Scan each line of the records for the word "lavaggio" and extract the ones that have it.

Chart and figure data:
⁂

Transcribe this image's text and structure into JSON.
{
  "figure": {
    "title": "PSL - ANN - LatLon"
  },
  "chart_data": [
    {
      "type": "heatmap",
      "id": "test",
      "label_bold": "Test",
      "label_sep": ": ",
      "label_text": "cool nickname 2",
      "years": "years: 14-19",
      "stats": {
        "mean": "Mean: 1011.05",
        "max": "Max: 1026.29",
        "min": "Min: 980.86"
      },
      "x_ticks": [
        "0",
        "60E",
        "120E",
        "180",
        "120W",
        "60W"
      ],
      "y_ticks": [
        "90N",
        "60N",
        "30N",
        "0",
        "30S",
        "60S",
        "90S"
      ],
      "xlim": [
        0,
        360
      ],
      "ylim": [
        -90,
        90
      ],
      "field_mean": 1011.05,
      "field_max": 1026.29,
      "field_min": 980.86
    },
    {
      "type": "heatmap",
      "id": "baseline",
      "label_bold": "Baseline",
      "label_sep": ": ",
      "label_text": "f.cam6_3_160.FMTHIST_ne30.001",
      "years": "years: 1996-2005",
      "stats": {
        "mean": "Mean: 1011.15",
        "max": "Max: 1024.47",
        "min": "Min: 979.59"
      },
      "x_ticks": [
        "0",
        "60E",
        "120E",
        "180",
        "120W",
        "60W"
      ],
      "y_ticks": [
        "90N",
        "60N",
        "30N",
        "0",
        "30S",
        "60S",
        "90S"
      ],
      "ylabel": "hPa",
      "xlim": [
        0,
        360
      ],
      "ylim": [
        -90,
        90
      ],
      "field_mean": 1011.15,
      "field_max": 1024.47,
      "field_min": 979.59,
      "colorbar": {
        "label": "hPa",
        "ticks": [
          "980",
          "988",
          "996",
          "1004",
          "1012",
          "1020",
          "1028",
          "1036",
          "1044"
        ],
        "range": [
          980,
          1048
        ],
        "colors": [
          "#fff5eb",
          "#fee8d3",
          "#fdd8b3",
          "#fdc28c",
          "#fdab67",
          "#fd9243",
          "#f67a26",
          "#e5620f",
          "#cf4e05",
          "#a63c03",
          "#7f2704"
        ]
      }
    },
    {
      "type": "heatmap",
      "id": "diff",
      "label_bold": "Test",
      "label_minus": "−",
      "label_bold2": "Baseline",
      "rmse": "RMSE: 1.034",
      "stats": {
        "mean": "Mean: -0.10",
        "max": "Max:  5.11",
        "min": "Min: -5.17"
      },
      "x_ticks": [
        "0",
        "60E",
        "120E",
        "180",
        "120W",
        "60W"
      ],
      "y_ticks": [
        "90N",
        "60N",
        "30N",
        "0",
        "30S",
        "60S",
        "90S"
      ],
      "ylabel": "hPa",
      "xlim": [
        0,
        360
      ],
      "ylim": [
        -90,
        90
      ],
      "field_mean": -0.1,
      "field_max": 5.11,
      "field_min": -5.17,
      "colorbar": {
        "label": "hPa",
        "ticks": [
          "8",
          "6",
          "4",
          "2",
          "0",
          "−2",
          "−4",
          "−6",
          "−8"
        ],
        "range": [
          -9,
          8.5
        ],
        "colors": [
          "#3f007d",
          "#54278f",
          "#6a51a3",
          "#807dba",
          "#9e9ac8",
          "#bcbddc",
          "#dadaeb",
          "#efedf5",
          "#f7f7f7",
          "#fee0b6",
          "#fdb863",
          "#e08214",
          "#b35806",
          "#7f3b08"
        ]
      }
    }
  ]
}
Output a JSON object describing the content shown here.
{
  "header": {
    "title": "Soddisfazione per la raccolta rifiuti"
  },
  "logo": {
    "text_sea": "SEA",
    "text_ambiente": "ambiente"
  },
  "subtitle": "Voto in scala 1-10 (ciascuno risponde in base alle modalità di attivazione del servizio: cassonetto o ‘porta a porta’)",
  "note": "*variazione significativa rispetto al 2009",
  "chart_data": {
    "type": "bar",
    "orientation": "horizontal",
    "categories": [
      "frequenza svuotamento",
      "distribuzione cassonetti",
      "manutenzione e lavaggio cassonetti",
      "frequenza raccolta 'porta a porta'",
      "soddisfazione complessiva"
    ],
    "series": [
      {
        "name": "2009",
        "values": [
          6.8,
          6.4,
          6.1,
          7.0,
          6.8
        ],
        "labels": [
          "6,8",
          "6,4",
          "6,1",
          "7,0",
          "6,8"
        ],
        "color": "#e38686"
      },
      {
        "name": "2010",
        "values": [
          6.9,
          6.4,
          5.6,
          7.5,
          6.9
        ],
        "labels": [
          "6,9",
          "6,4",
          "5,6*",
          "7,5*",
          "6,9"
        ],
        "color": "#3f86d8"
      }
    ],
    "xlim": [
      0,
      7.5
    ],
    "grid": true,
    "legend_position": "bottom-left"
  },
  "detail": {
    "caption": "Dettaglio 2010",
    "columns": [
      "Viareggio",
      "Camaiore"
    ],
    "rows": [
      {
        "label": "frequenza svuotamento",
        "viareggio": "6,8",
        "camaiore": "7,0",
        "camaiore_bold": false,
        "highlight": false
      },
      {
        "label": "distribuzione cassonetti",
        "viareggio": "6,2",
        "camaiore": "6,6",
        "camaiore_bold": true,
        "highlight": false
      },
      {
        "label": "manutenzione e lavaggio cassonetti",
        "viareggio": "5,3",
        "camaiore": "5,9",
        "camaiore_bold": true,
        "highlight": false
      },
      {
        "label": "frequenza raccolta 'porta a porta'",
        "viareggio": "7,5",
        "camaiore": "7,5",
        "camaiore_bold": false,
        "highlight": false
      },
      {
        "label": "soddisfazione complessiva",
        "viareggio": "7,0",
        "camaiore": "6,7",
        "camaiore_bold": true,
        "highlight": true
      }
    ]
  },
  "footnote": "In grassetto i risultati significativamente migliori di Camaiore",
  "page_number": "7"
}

⁂

__Finished answer__:
      "manutenzione e lavaggio cassonetti",
        "label": "manutenzione e lavaggio cassonetti",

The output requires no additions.